### Exercise material:

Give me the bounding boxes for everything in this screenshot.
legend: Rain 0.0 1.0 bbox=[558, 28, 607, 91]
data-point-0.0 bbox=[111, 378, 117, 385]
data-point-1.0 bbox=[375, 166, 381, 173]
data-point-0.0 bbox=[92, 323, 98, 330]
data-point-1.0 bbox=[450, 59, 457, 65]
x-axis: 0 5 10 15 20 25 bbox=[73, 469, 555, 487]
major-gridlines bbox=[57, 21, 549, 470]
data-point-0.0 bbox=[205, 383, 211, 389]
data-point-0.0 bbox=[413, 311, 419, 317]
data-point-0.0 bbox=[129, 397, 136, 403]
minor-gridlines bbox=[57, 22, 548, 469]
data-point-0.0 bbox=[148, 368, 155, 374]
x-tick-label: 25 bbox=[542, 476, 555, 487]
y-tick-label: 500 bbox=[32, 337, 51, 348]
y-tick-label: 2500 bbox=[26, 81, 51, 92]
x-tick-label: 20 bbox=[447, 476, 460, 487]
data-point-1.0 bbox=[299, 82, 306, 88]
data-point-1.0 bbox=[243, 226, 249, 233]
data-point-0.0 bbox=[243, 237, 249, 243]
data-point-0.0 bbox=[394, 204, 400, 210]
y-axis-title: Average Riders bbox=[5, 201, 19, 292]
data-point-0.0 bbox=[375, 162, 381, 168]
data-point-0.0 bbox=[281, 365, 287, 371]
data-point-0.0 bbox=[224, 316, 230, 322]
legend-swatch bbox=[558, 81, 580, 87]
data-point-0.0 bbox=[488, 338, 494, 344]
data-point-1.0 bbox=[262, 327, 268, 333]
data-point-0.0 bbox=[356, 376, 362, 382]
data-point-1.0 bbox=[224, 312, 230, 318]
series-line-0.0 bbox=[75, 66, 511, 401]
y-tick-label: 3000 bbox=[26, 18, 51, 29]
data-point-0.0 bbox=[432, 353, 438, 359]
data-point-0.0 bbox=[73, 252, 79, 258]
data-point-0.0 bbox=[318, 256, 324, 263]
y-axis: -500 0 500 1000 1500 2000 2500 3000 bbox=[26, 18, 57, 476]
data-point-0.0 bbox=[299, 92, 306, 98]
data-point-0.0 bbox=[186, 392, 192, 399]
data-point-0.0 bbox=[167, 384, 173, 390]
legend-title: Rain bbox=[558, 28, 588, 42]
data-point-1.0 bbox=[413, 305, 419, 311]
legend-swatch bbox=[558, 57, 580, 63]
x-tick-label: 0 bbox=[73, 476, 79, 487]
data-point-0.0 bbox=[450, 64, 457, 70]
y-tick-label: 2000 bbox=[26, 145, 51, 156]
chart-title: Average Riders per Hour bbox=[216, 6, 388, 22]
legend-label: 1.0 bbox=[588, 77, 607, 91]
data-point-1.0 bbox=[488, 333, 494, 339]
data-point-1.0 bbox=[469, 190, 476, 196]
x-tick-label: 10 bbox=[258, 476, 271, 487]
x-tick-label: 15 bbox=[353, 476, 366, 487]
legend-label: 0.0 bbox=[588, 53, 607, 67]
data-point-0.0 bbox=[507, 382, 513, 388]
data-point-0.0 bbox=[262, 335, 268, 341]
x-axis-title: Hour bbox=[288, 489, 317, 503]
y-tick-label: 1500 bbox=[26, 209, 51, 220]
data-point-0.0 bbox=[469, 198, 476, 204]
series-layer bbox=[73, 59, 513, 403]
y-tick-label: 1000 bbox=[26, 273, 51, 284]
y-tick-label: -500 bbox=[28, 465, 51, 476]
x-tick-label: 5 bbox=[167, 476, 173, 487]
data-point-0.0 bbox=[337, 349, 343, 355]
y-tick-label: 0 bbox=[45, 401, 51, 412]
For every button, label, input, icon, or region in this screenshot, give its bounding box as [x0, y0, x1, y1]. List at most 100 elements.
---
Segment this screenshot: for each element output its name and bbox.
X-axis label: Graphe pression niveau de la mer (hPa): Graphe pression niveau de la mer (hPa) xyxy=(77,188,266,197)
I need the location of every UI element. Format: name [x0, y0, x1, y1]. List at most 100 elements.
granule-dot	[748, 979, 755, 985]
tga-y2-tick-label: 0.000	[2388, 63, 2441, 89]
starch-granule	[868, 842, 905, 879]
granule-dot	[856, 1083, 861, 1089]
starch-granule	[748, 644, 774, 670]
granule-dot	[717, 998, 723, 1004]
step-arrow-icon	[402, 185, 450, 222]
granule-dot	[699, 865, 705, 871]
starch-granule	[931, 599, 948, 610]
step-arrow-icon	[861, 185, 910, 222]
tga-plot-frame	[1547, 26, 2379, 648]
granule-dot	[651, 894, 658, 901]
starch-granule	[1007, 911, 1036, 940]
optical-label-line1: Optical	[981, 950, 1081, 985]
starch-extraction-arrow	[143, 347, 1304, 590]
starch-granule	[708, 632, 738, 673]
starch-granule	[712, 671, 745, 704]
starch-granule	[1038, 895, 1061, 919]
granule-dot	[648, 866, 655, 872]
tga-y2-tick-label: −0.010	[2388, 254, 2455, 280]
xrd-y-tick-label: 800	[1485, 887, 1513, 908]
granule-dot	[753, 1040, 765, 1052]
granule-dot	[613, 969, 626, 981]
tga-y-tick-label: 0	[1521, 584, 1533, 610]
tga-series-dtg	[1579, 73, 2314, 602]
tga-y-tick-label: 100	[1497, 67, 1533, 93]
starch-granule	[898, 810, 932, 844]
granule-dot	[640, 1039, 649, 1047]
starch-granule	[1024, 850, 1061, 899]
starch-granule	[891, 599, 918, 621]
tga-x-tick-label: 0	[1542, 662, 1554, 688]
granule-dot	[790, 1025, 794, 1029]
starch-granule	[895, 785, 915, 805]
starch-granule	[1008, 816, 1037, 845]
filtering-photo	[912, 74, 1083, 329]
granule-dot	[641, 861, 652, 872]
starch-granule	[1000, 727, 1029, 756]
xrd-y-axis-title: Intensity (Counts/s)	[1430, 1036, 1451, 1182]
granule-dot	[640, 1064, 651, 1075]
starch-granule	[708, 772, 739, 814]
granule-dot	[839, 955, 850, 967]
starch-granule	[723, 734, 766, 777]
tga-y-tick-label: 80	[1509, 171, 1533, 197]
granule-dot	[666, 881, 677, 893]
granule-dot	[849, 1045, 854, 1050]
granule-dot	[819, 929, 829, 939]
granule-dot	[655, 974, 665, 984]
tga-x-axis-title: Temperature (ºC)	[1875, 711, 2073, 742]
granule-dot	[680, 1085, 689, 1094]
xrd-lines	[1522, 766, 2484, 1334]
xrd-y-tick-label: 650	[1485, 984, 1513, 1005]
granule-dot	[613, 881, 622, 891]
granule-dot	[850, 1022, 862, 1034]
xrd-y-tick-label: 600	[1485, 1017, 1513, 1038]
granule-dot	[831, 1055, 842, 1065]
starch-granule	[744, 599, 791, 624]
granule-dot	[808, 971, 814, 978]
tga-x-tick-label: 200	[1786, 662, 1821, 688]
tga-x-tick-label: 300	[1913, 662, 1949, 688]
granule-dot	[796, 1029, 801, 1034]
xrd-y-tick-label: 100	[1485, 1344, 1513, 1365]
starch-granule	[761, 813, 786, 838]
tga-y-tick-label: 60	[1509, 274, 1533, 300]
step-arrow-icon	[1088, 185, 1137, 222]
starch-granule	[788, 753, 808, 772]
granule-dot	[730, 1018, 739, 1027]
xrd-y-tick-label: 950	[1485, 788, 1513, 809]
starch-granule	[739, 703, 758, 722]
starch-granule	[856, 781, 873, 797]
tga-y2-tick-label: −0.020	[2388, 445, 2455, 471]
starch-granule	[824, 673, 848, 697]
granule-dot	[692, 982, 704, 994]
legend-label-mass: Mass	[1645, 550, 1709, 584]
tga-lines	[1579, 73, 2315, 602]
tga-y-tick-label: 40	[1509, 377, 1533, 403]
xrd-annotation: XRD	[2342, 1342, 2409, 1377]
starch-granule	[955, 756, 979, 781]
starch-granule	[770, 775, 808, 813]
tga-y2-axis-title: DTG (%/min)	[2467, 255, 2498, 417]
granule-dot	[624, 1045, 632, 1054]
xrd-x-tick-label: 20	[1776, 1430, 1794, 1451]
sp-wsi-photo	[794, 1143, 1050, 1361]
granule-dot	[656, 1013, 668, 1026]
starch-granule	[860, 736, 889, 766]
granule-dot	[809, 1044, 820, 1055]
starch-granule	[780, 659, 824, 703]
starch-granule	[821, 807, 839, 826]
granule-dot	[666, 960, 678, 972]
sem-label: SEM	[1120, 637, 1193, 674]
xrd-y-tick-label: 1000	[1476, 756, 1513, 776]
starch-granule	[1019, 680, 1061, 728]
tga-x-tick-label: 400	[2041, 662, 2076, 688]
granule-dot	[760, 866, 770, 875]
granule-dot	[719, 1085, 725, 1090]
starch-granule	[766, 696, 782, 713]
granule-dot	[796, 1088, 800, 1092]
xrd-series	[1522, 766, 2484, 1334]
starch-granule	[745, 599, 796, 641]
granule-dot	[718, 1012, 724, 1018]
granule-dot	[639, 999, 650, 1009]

### Required work:
Copy the items word for word, starting at the line that contains "Segment this screenshot: for" and stopping after the line that contains "866, 655, 872]".

### Task solution:
Segment this screenshot: for each element output its name and bbox.
X-axis label: Graphe pression niveau de la mer (hPa): Graphe pression niveau de la mer (hPa) xyxy=(77,188,266,197)
I need the location of every UI element. Format: name [x0, y0, x1, y1]. List at most 100 elements.
granule-dot	[748, 979, 755, 985]
tga-y2-tick-label: 0.000	[2388, 63, 2441, 89]
starch-granule	[868, 842, 905, 879]
granule-dot	[856, 1083, 861, 1089]
starch-granule	[748, 644, 774, 670]
granule-dot	[717, 998, 723, 1004]
step-arrow-icon	[402, 185, 450, 222]
granule-dot	[699, 865, 705, 871]
starch-granule	[931, 599, 948, 610]
step-arrow-icon	[861, 185, 910, 222]
tga-plot-frame	[1547, 26, 2379, 648]
granule-dot	[651, 894, 658, 901]
starch-granule	[1007, 911, 1036, 940]
optical-label-line1: Optical	[981, 950, 1081, 985]
starch-extraction-arrow	[143, 347, 1304, 590]
starch-granule	[708, 632, 738, 673]
starch-granule	[712, 671, 745, 704]
starch-granule	[1038, 895, 1061, 919]
granule-dot	[648, 866, 655, 872]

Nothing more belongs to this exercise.